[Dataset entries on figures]
★ ★ ★ ★ ★ ★ ★

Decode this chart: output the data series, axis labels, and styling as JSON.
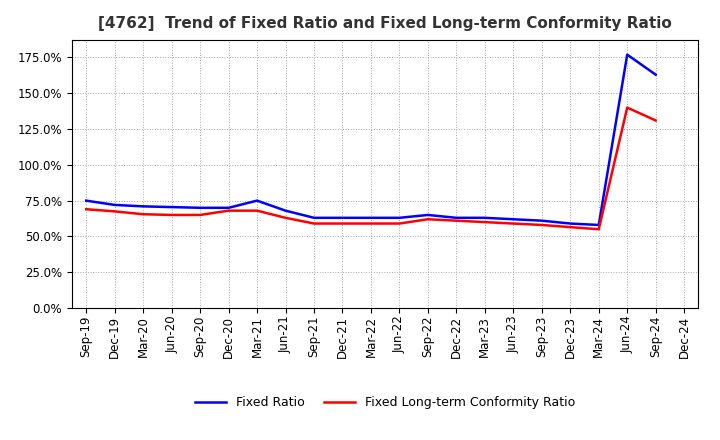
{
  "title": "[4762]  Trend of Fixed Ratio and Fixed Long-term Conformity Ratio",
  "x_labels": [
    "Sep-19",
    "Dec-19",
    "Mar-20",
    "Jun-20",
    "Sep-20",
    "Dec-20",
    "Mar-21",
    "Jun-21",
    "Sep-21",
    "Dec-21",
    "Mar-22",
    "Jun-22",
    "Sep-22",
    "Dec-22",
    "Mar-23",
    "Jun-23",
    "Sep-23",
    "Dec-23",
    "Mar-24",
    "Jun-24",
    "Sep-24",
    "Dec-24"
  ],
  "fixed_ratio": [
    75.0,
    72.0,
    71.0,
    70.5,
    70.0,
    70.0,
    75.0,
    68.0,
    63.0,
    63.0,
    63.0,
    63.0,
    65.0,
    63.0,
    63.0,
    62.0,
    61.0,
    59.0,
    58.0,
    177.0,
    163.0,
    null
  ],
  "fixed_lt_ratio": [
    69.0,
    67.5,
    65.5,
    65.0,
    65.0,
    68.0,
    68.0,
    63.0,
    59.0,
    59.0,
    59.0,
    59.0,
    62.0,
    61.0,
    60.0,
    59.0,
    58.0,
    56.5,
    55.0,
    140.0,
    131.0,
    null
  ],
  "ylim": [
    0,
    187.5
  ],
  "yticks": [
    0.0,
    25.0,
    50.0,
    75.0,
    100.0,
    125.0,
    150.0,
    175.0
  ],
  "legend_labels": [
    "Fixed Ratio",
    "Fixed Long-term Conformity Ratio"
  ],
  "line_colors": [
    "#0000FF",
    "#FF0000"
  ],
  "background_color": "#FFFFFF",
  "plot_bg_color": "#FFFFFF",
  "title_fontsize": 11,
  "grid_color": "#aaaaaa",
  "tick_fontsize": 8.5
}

★ ★ ★ ★ ★ ★ ★

GIVEN PROBLEM: Look back over the material above and state how many lines hold the word "Long". Write the number and nothing else.

WRITTEN ANSWER: 2